AIM OF THE EXERCISE :: Quote the records that follow in full, leaving the pictures out.

START

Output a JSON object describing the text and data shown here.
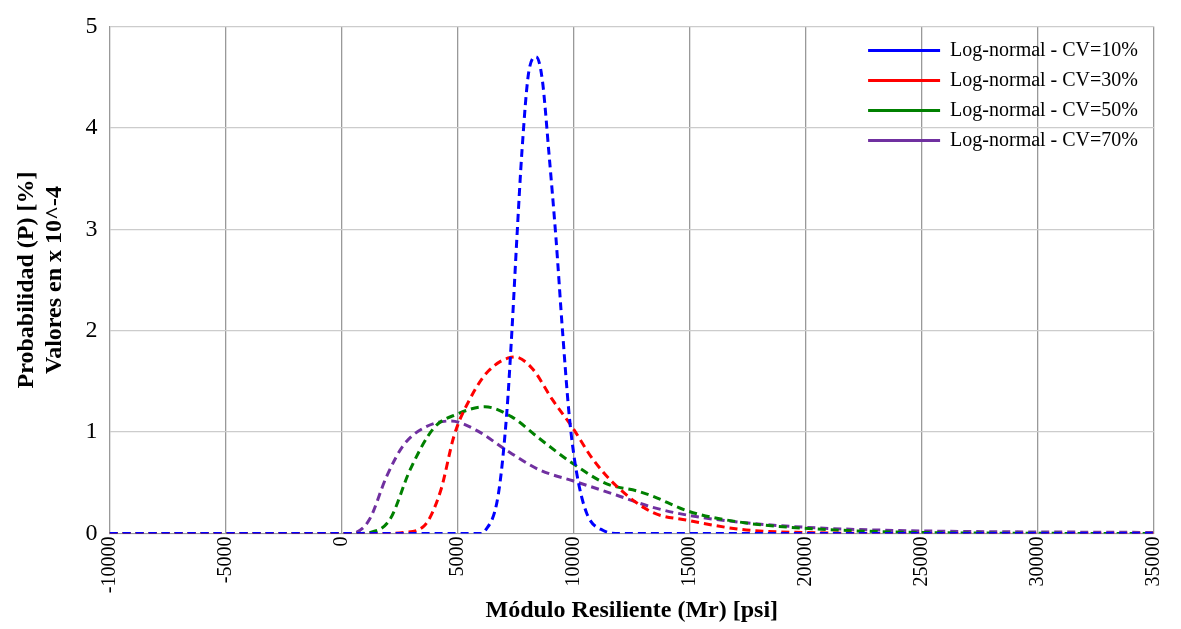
{
  "chart_data": {
    "type": "line",
    "xlabel": "Módulo Resiliente (Mr) [psi]",
    "ylabel": "Probabilidad (P) [%]\nValores en x 10^-4",
    "xlim": [
      -10000,
      35000
    ],
    "xticks": [
      -10000,
      -5000,
      0,
      5000,
      10000,
      15000,
      20000,
      25000,
      30000,
      35000
    ],
    "ylim": [
      0,
      5
    ],
    "yticks": [
      0,
      1,
      2,
      3,
      4,
      5
    ],
    "grid": true,
    "legend": "top right",
    "marker": "none",
    "line_style": "dashed",
    "series": [
      {
        "name": "Log-normal - CV=10%",
        "color": "#0000ff",
        "x": [
          -10000,
          6000,
          6160,
          6745,
          7110,
          7330,
          7550,
          7770,
          8060,
          8380,
          8640,
          8930,
          9230,
          9520,
          9810,
          10100,
          10540,
          11270,
          12000,
          35000
        ],
        "values": [
          0,
          0,
          0.02,
          0.38,
          1.18,
          1.98,
          2.92,
          3.78,
          4.55,
          4.7,
          4.48,
          3.75,
          2.92,
          1.98,
          1.15,
          0.63,
          0.21,
          0.03,
          0,
          0
        ]
      },
      {
        "name": "Log-normal - CV=30%",
        "color": "#ff0000",
        "x": [
          -10000,
          2000,
          2660,
          3530,
          4260,
          4850,
          5580,
          6310,
          7470,
          8200,
          9080,
          9960,
          10830,
          11830,
          13380,
          14930,
          17240,
          20000,
          25000,
          35000
        ],
        "values": [
          0,
          0,
          0.01,
          0.07,
          0.42,
          0.97,
          1.35,
          1.6,
          1.74,
          1.63,
          1.32,
          1.04,
          0.73,
          0.47,
          0.21,
          0.13,
          0.04,
          0.01,
          0,
          0
        ]
      },
      {
        "name": "Log-normal - CV=50%",
        "color": "#008000",
        "x": [
          -10000,
          600,
          1200,
          2080,
          2950,
          3970,
          5000,
          6170,
          7330,
          8500,
          9960,
          11420,
          12730,
          13380,
          14930,
          17240,
          20110,
          25000,
          35000
        ],
        "values": [
          0,
          0,
          0.01,
          0.14,
          0.63,
          1.04,
          1.18,
          1.25,
          1.15,
          0.94,
          0.69,
          0.49,
          0.42,
          0.37,
          0.22,
          0.11,
          0.05,
          0.01,
          0
        ]
      },
      {
        "name": "Log-normal - CV=70%",
        "color": "#7030a0",
        "x": [
          -10000,
          300,
          610,
          1200,
          1930,
          2660,
          3530,
          4700,
          5870,
          7040,
          8500,
          9960,
          11830,
          13380,
          14930,
          17240,
          20110,
          24000,
          35000
        ],
        "values": [
          0,
          0,
          0.01,
          0.14,
          0.56,
          0.87,
          1.04,
          1.11,
          1.01,
          0.83,
          0.63,
          0.52,
          0.38,
          0.26,
          0.18,
          0.11,
          0.06,
          0.03,
          0.01
        ]
      }
    ]
  }
}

END

EXPECTED ANSWER ::
Output a JSON object describing the text and data shown here.
{
  "chart_data": {
    "type": "line",
    "xlabel": "Módulo Resiliente (Mr) [psi]",
    "ylabel": "Probabilidad (P) [%]\nValores en x 10^-4",
    "xlim": [
      -10000,
      35000
    ],
    "xticks": [
      -10000,
      -5000,
      0,
      5000,
      10000,
      15000,
      20000,
      25000,
      30000,
      35000
    ],
    "ylim": [
      0,
      5
    ],
    "yticks": [
      0,
      1,
      2,
      3,
      4,
      5
    ],
    "grid": true,
    "legend": "top right",
    "marker": "none",
    "line_style": "dashed",
    "series": [
      {
        "name": "Log-normal - CV=10%",
        "color": "#0000ff",
        "x": [
          -10000,
          6000,
          6160,
          6745,
          7110,
          7330,
          7550,
          7770,
          8060,
          8380,
          8640,
          8930,
          9230,
          9520,
          9810,
          10100,
          10540,
          11270,
          12000,
          35000
        ],
        "values": [
          0,
          0,
          0.02,
          0.38,
          1.18,
          1.98,
          2.92,
          3.78,
          4.55,
          4.7,
          4.48,
          3.75,
          2.92,
          1.98,
          1.15,
          0.63,
          0.21,
          0.03,
          0,
          0
        ]
      },
      {
        "name": "Log-normal - CV=30%",
        "color": "#ff0000",
        "x": [
          -10000,
          2000,
          2660,
          3530,
          4260,
          4850,
          5580,
          6310,
          7470,
          8200,
          9080,
          9960,
          10830,
          11830,
          13380,
          14930,
          17240,
          20000,
          25000,
          35000
        ],
        "values": [
          0,
          0,
          0.01,
          0.07,
          0.42,
          0.97,
          1.35,
          1.6,
          1.74,
          1.63,
          1.32,
          1.04,
          0.73,
          0.47,
          0.21,
          0.13,
          0.04,
          0.01,
          0,
          0
        ]
      },
      {
        "name": "Log-normal - CV=50%",
        "color": "#008000",
        "x": [
          -10000,
          600,
          1200,
          2080,
          2950,
          3970,
          5000,
          6170,
          7330,
          8500,
          9960,
          11420,
          12730,
          13380,
          14930,
          17240,
          20110,
          25000,
          35000
        ],
        "values": [
          0,
          0,
          0.01,
          0.14,
          0.63,
          1.04,
          1.18,
          1.25,
          1.15,
          0.94,
          0.69,
          0.49,
          0.42,
          0.37,
          0.22,
          0.11,
          0.05,
          0.01,
          0
        ]
      },
      {
        "name": "Log-normal - CV=70%",
        "color": "#7030a0",
        "x": [
          -10000,
          300,
          610,
          1200,
          1930,
          2660,
          3530,
          4700,
          5870,
          7040,
          8500,
          9960,
          11830,
          13380,
          14930,
          17240,
          20110,
          24000,
          35000
        ],
        "values": [
          0,
          0,
          0.01,
          0.14,
          0.56,
          0.87,
          1.04,
          1.11,
          1.01,
          0.83,
          0.63,
          0.52,
          0.38,
          0.26,
          0.18,
          0.11,
          0.06,
          0.03,
          0.01
        ]
      }
    ]
  }
}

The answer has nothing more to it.